PROBLEM: How many lines of the material contain the string "heading"? Reply with the number alone.

-- Begin SUPPLIED MATERIAL --

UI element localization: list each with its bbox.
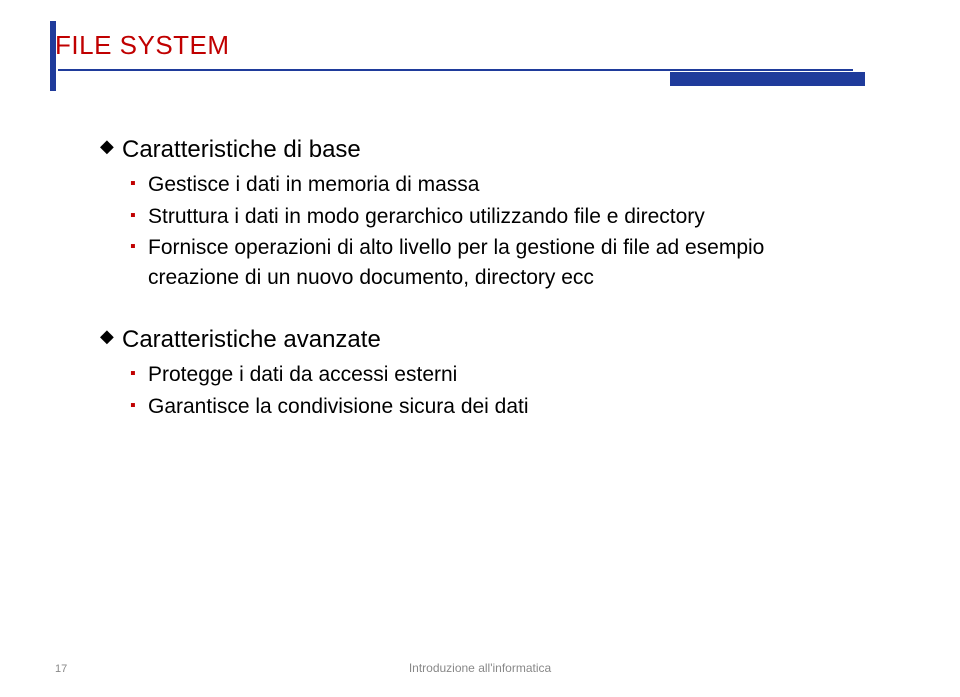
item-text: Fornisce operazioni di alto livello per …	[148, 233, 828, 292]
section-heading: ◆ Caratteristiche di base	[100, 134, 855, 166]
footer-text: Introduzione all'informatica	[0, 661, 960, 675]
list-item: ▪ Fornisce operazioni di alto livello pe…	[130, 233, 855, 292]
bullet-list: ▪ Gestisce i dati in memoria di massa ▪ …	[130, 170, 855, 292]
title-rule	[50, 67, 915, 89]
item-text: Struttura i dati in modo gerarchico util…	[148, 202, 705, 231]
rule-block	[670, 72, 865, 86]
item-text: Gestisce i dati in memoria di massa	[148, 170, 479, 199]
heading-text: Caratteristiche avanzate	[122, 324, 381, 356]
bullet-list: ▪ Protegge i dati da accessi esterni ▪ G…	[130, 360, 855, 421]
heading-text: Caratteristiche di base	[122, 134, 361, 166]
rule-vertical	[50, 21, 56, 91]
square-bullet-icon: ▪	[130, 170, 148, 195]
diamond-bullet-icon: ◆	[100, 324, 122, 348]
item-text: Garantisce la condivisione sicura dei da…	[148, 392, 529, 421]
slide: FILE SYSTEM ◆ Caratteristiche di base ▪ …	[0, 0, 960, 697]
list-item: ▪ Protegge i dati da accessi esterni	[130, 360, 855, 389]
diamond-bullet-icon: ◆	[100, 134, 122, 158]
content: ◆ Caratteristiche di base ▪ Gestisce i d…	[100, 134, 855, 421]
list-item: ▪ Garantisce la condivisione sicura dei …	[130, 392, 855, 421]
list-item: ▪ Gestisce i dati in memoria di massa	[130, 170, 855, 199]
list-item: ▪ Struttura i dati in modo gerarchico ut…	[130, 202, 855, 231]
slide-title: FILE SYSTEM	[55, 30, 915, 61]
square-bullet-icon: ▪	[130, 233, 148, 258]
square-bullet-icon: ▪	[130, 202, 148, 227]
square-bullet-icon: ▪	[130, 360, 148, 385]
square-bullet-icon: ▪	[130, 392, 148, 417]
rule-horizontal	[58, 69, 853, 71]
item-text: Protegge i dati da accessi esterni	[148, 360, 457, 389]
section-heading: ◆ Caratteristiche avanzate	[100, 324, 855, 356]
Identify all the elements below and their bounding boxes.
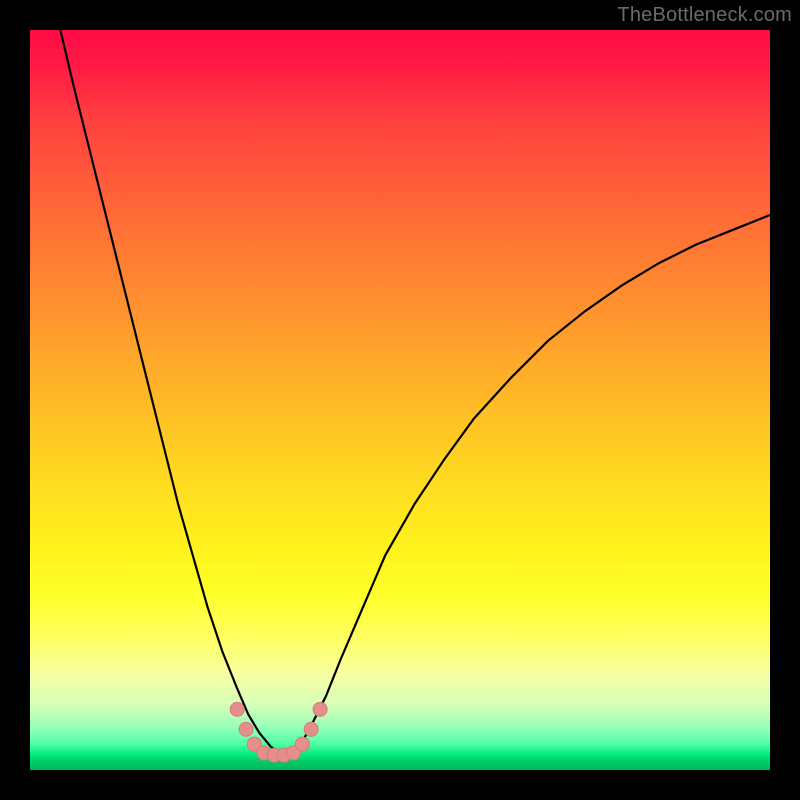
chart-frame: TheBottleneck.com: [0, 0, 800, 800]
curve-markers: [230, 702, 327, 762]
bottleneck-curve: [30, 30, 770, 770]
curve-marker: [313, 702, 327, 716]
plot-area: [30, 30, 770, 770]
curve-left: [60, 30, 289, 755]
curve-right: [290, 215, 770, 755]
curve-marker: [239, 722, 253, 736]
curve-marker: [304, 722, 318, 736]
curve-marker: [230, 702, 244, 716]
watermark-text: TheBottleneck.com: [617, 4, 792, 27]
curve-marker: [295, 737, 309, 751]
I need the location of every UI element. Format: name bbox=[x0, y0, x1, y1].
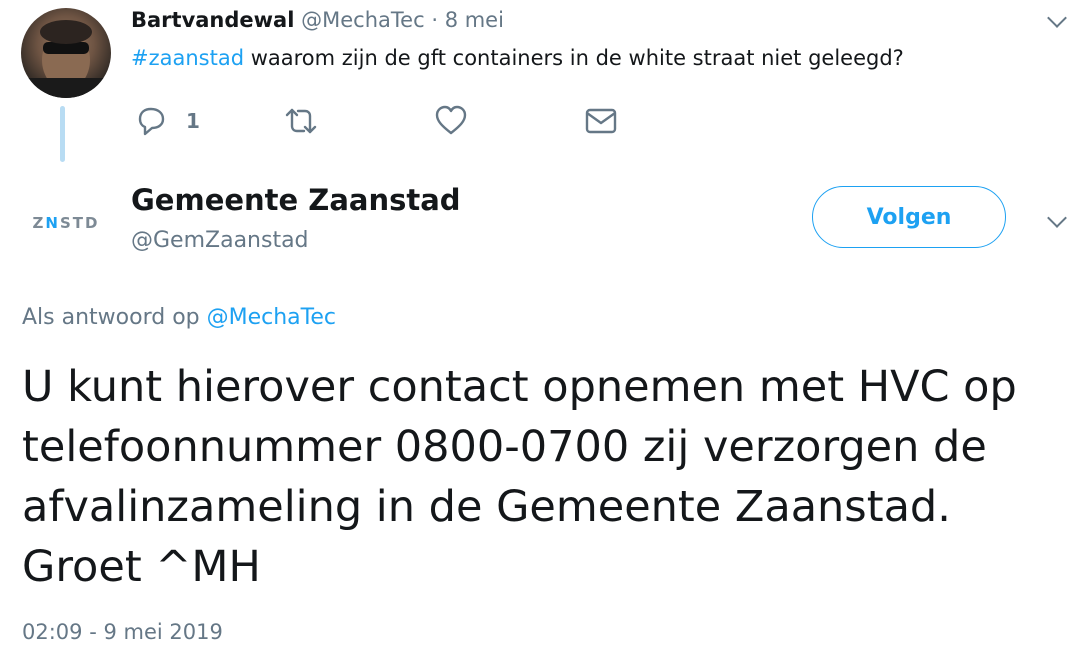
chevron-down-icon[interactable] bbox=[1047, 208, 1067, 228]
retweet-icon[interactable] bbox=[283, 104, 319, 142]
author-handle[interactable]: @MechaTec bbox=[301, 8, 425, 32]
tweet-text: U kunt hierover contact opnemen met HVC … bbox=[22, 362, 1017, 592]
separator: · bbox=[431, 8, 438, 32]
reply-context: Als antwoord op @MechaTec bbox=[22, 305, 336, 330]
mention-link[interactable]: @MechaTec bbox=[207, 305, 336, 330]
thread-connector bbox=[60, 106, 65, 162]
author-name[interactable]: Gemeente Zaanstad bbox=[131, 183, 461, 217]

-- End SUPPLIED MATERIAL --

ANSWER FOR THIS EXERCISE: 4